_Study text_
Approach plate for Waukegan National Airport.

On February 8, 2000, a Zlin 242L light aircraft piloted by Chicago radio personality Bob Collins was involved in a mid-air collision with a Cessna 172P over Zion, Illinois, while both aircraft were on approach to land at the nearby Waukegan National Airport. The Zlin dived and crashed through the roof of a five-story medical building. The Cessna spiraled down and crashed onto a residential street three blocks away. All three people on board both aircraft were killed and five people on the ground were injured.

The crash was instrumental in effecting changes at Waukegan National Airport, and on March 24, 2000, the Federal Aviation Administration (FAA) announced that the control tower would receive a Terminal Automated Radar Display and Information System.

_The task_
Return the full passage on the 2000 mid-air collision near Waukegan National Airport word for word.

_Dataset entries_
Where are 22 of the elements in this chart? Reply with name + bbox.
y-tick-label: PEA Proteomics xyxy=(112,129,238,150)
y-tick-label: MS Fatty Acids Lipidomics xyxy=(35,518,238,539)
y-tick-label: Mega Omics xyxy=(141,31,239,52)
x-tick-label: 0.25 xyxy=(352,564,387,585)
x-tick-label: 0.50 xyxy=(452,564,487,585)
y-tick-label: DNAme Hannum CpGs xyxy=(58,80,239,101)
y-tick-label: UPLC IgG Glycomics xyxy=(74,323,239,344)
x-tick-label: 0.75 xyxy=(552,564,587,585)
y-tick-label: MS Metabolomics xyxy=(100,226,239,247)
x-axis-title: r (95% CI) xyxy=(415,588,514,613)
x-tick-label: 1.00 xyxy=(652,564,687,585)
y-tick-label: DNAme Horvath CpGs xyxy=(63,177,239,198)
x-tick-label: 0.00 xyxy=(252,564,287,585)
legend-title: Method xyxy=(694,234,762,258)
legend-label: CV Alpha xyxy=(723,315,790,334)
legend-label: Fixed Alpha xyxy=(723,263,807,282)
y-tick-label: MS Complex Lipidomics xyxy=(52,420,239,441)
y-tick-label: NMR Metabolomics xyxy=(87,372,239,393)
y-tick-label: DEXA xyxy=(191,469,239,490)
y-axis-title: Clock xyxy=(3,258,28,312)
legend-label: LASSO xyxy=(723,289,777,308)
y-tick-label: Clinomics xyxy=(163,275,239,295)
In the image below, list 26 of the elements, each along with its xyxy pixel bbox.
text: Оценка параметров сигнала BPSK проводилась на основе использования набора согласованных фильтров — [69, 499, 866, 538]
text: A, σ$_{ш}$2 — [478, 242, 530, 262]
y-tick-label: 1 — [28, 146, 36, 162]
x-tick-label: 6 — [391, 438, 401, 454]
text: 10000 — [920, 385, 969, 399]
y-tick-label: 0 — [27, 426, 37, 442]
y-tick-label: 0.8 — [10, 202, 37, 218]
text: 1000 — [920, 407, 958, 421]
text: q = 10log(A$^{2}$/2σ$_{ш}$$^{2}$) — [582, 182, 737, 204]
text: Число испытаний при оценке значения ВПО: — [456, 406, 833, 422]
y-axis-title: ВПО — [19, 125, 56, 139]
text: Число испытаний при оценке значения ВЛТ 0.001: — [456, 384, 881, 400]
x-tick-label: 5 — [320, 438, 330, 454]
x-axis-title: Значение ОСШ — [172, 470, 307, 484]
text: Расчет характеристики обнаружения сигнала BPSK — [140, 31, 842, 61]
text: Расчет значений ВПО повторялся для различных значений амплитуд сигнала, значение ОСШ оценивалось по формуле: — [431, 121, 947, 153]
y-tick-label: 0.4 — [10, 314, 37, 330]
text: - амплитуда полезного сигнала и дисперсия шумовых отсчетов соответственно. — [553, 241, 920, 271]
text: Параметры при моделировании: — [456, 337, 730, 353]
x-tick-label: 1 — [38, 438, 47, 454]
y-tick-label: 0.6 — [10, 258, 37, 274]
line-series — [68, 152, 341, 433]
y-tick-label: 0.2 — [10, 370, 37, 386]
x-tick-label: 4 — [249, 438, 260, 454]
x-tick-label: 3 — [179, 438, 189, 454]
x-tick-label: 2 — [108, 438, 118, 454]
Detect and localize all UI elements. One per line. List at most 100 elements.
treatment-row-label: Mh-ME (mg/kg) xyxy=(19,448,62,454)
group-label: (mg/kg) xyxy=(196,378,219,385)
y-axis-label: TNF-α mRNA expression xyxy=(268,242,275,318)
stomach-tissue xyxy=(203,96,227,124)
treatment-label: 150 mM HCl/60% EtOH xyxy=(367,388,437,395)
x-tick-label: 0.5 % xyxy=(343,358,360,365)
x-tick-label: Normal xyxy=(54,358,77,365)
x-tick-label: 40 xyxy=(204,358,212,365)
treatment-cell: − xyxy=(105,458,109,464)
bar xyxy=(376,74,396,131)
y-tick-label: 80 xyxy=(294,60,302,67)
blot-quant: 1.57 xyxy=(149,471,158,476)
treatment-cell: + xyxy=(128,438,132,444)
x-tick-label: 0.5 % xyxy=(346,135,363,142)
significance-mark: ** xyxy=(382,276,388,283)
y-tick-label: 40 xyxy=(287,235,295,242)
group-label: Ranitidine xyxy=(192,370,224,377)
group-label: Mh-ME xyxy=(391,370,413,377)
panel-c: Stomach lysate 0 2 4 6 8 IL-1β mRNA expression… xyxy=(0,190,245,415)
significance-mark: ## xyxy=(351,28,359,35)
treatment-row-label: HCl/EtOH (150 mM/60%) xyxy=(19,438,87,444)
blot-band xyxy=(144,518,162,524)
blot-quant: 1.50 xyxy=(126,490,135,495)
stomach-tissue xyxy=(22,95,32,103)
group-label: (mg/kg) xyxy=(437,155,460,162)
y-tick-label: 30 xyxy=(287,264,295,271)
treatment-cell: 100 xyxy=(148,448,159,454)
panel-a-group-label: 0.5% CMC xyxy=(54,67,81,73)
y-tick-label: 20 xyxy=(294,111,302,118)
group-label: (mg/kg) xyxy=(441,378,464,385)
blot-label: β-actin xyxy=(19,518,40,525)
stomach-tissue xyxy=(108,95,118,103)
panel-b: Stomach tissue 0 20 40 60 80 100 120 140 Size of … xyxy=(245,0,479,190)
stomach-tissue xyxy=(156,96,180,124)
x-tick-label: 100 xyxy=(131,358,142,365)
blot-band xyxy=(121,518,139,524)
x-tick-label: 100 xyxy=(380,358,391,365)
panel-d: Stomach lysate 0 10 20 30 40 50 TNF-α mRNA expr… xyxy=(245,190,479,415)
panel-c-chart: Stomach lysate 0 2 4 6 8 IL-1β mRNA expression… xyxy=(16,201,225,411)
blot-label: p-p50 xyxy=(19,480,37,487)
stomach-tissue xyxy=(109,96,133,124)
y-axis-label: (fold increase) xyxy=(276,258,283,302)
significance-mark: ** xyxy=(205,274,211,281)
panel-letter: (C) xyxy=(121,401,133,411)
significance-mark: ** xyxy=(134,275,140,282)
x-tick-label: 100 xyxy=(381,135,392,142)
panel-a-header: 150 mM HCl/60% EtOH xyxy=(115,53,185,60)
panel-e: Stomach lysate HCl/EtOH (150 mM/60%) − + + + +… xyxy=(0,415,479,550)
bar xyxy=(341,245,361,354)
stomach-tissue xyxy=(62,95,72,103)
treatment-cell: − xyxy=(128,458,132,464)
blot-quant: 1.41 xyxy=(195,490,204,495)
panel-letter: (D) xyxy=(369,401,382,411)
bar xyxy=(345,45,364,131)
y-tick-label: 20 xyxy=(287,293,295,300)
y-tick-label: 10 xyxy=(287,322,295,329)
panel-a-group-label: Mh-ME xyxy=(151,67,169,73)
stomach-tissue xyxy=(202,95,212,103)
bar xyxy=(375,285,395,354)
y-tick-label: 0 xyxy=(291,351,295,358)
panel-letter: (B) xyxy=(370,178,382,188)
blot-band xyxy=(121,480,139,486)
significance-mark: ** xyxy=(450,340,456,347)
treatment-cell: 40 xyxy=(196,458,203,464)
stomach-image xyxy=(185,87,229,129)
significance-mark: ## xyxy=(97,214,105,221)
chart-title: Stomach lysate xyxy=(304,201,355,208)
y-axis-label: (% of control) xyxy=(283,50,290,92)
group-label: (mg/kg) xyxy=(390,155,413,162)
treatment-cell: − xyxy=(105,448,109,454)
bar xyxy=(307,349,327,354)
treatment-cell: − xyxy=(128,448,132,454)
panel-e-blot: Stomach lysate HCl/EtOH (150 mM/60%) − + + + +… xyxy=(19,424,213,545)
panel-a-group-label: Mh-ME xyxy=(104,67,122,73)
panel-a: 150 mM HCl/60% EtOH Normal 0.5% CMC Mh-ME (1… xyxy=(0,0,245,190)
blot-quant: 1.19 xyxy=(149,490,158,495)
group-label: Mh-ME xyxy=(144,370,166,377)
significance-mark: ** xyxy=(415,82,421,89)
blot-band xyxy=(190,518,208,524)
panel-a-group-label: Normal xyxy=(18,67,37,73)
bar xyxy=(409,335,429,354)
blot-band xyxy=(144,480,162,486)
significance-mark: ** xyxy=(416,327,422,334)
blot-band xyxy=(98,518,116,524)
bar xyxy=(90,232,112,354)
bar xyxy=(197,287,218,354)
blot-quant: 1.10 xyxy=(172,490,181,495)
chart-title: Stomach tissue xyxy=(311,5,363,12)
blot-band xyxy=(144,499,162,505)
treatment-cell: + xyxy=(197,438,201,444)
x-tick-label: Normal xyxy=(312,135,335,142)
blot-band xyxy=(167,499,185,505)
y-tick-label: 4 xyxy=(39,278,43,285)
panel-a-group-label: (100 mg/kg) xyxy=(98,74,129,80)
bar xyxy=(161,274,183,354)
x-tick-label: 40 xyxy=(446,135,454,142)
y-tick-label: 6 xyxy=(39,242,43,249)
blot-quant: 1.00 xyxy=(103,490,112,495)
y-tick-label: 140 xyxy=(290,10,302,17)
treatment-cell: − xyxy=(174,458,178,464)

_Solved problem_
Approach plate for Waukegan National Airport.

On February 8, 2000, a Zlin 242L light aircraft piloted by Chicago radio personality Bob Collins was involved in a mid-air collision with a Cessna 172P over Zion, Illinois, while both aircraft were on approach to land at the nearby Waukegan National Airport. The Zlin dived and crashed through the roof of a five-story medical building. The Cessna spiraled down and crashed onto a residential street three blocks away. All three people on board both aircraft were killed and five people on the ground were injured.

The crash was instrumental in effecting changes at Waukegan National Airport, and on March 24, 2000, the Federal Aviation Administration (FAA) announced that the control tower would receive a Terminal Automated Radar Display and Information System.